* EXERCISE PROMPT *
Collect all lines below with the string "PaddleOCR".
-=-=-=-=-
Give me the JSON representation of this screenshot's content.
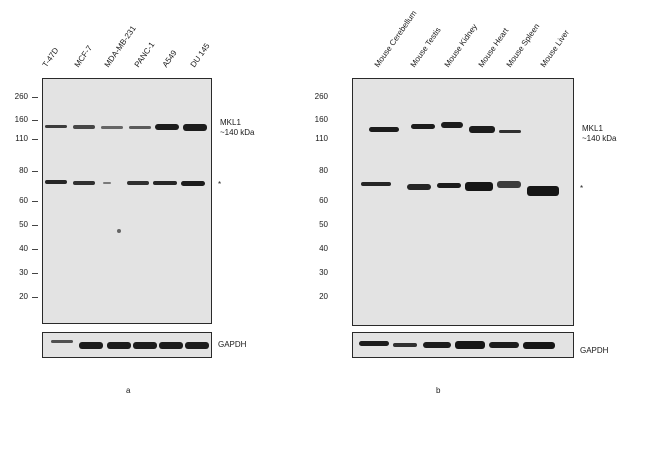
{
  "panel_a": {
    "letter": "a",
    "lanes": [
      "T-47D",
      "MCF-7",
      "MDA-MB-231",
      "PANC-1",
      "A549",
      "DU 145"
    ],
    "markers": [
      "260",
      "160",
      "110",
      "80",
      "60",
      "50",
      "40",
      "30",
      "20"
    ],
    "target_label_line1": "MKL1",
    "target_label_line2": "~140 kDa",
    "loading_label": "GAPDH",
    "asterisk": "*"
  },
  "panel_b": {
    "letter": "b",
    "lanes": [
      "Mouse Cerebellum",
      "Mouse Testis",
      "Mouse Kidney",
      "Mouse Heart",
      "Mouse Spleen",
      "Mouse Liver"
    ],
    "markers": [
      "260",
      "160",
      "110",
      "80",
      "60",
      "50",
      "40",
      "30",
      "20"
    ],
    "target_label_line1": "MKL1",
    "target_label_line2": "~140 kDa",
    "loading_label": "GAPDH",
    "asterisk": "*"
  }
}
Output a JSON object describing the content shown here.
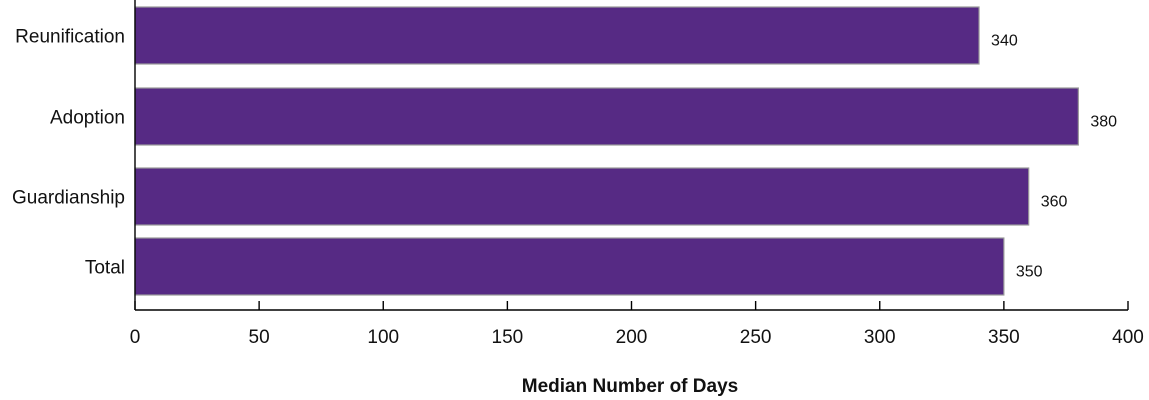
{
  "chart_data": {
    "type": "bar",
    "orientation": "horizontal",
    "categories": [
      "Reunification",
      "Adoption",
      "Guardianship",
      "Total"
    ],
    "values": [
      340,
      380,
      360,
      350
    ],
    "value_labels": [
      "340",
      "380",
      "360",
      "350"
    ],
    "xlabel": "Median Number of Days",
    "ylabel": "",
    "xlim": [
      0,
      400
    ],
    "xticks": [
      0,
      50,
      100,
      150,
      200,
      250,
      300,
      350,
      400
    ],
    "xtick_labels": [
      "0",
      "50",
      "100",
      "150",
      "200",
      "250",
      "300",
      "350",
      "400"
    ],
    "grid": false,
    "legend": "none",
    "colors": {
      "bar_fill": "#562a84",
      "bar_stroke": "#9a9a9a",
      "axis": "#000000"
    }
  }
}
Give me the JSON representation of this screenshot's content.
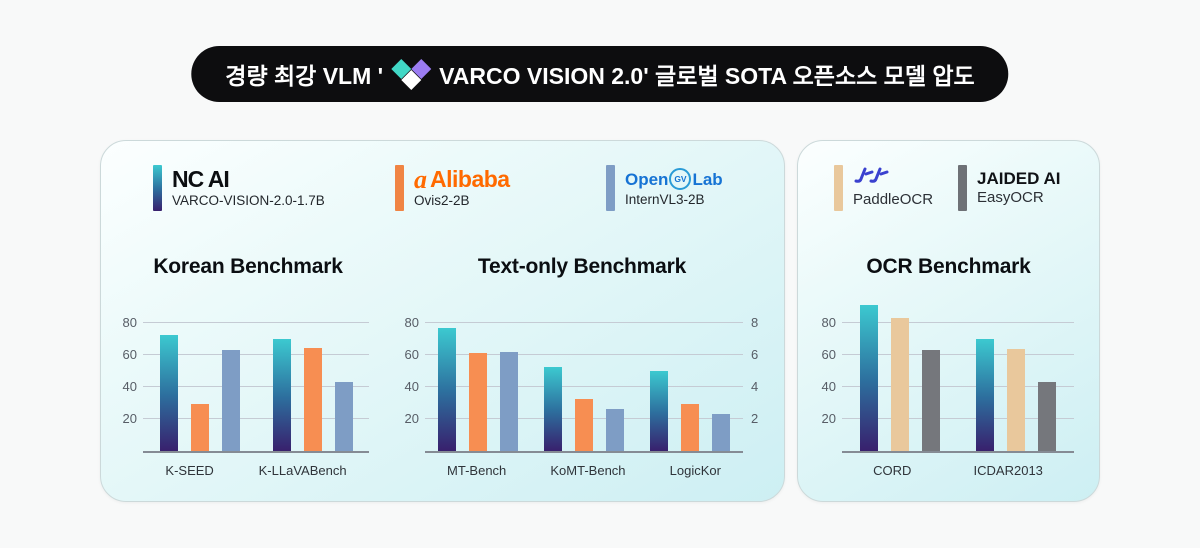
{
  "banner": {
    "text_before_logo": "경량 최강 VLM '",
    "text_after_logo": "VARCO VISION 2.0' 글로벌 SOTA 오픈소스 모델 압도",
    "background": "#0d0d0f",
    "text_color": "#ffffff",
    "logo_colors": {
      "left_diamond": "#41d8c6",
      "right_diamond": "#9b7cf2",
      "bottom_diamond": "#ffffff"
    }
  },
  "legend_groups": {
    "left": [
      {
        "logo": "NC AI",
        "model": "VARCO-VISION-2.0-1.7B"
      },
      {
        "logo": "Alibaba",
        "icon_letter": "a",
        "model": "Ovis2-2B"
      },
      {
        "logo_parts": {
          "pre": "Open",
          "circle": "GV",
          "post": "Lab"
        },
        "model": "InternVL3-2B"
      }
    ],
    "right": [
      {
        "model": "PaddleOCR"
      },
      {
        "logo": "JAIDED AI",
        "model": "EasyOCR"
      }
    ]
  },
  "chart_data": [
    {
      "type": "bar",
      "title": "Korean Benchmark",
      "categories": [
        "K-SEED",
        "K-LLaVABench"
      ],
      "series": [
        {
          "name": "VARCO-VISION-2.0-1.7B",
          "values": [
            72.5,
            70
          ]
        },
        {
          "name": "Ovis2-2B",
          "values": [
            29.5,
            64.5
          ]
        },
        {
          "name": "InternVL3-2B",
          "values": [
            63,
            43
          ]
        }
      ],
      "yticks": [
        20,
        40,
        60,
        80
      ],
      "ylim": [
        0,
        100
      ],
      "grid": true
    },
    {
      "type": "bar",
      "title": "Text-only Benchmark",
      "categories": [
        "MT-Bench",
        "KoMT-Bench",
        "LogicKor"
      ],
      "series": [
        {
          "name": "VARCO-VISION-2.0-1.7B",
          "values": [
            77,
            52.5,
            50
          ]
        },
        {
          "name": "Ovis2-2B",
          "values": [
            61,
            32.5,
            29.5
          ]
        },
        {
          "name": "InternVL3-2B",
          "values": [
            62,
            26.5,
            23
          ]
        }
      ],
      "yticks": [
        20,
        40,
        60,
        80
      ],
      "yticks_right": [
        2,
        4,
        6,
        8
      ],
      "ylim": [
        0,
        100
      ],
      "grid": true
    },
    {
      "type": "bar",
      "title": "OCR Benchmark",
      "categories": [
        "CORD",
        "ICDAR2013"
      ],
      "series": [
        {
          "name": "VARCO-VISION-2.0-1.7B",
          "values": [
            91,
            70
          ]
        },
        {
          "name": "PaddleOCR",
          "values": [
            83,
            64
          ]
        },
        {
          "name": "EasyOCR",
          "values": [
            63,
            43
          ]
        }
      ],
      "yticks": [
        20,
        40,
        60,
        80
      ],
      "ylim": [
        0,
        100
      ],
      "grid": true
    }
  ],
  "colors": {
    "series": {
      "VARCO-VISION-2.0-1.7B": "linear-gradient(180deg,#3cc9d0 0%,#2d6f9e 52%,#38206d 100%)",
      "Ovis2-2B": "#f78e52",
      "InternVL3-2B": "#7e9dc5",
      "PaddleOCR": "#e9c89c",
      "EasyOCR": "#75777c"
    },
    "swatches": {
      "varco": "linear-gradient(180deg,#3cc9d0 0%,#2d6f9e 52%,#38206d 100%)",
      "ovis": "#f08443",
      "internvl": "#7e9dc5",
      "paddle": "#e9c89c",
      "easyocr": "#6e7176"
    },
    "alibaba_orange": "#ff6a00",
    "opengvlab_blue": "#1673d4",
    "paddle_logo_blue": "#3a41cf",
    "card_bg_top": "#fcffff",
    "card_bg_bottom": "#cdeff3",
    "gridline": "#c5cbd4",
    "axis_line": "#858b94"
  }
}
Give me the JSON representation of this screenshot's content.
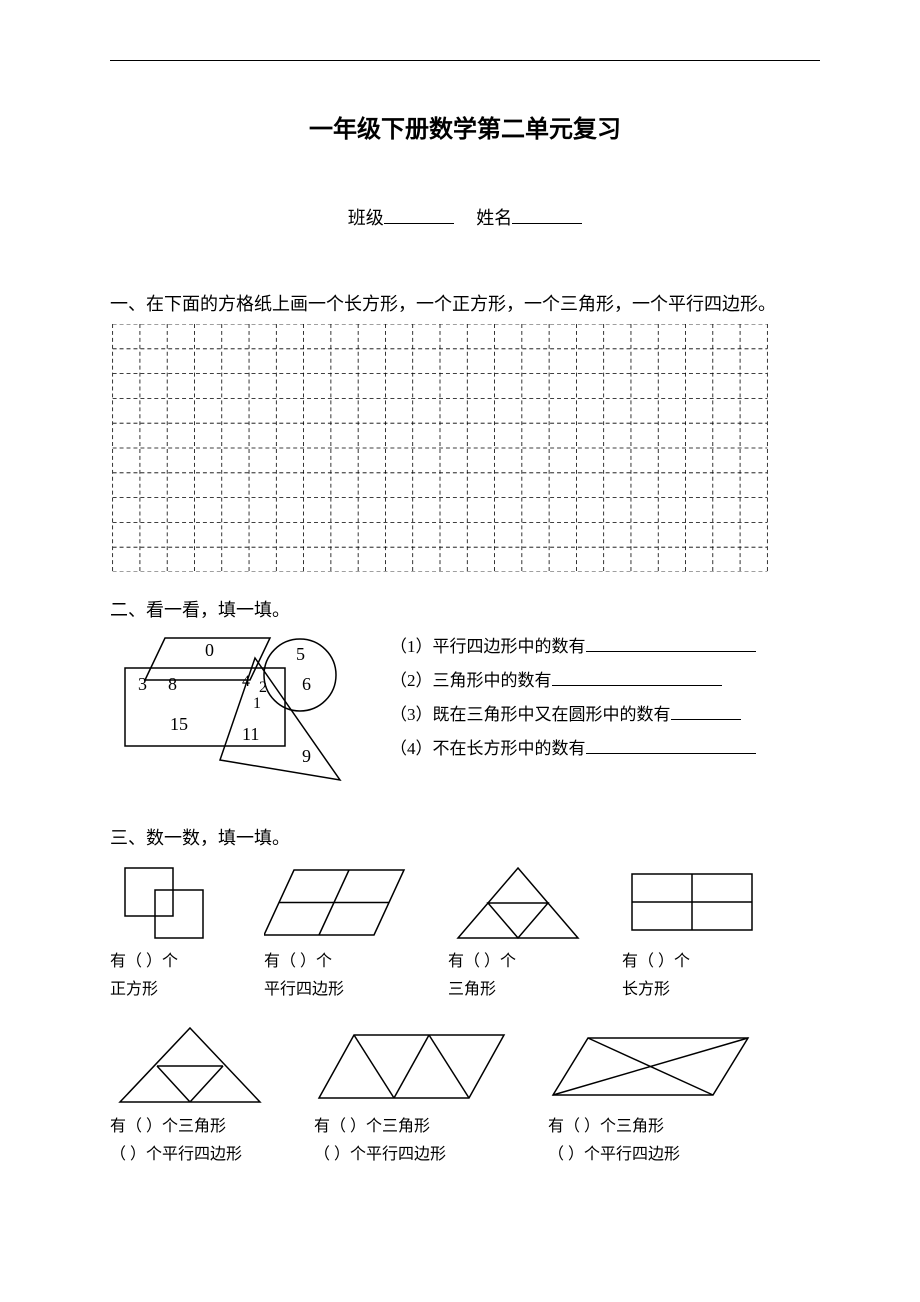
-=-=-=-=-
* RESPONSE TO THE TASK *
        "model": "PaddleOCR"
          "name": "PaddleOCR",
      "PaddleOCR": "#e9c89c",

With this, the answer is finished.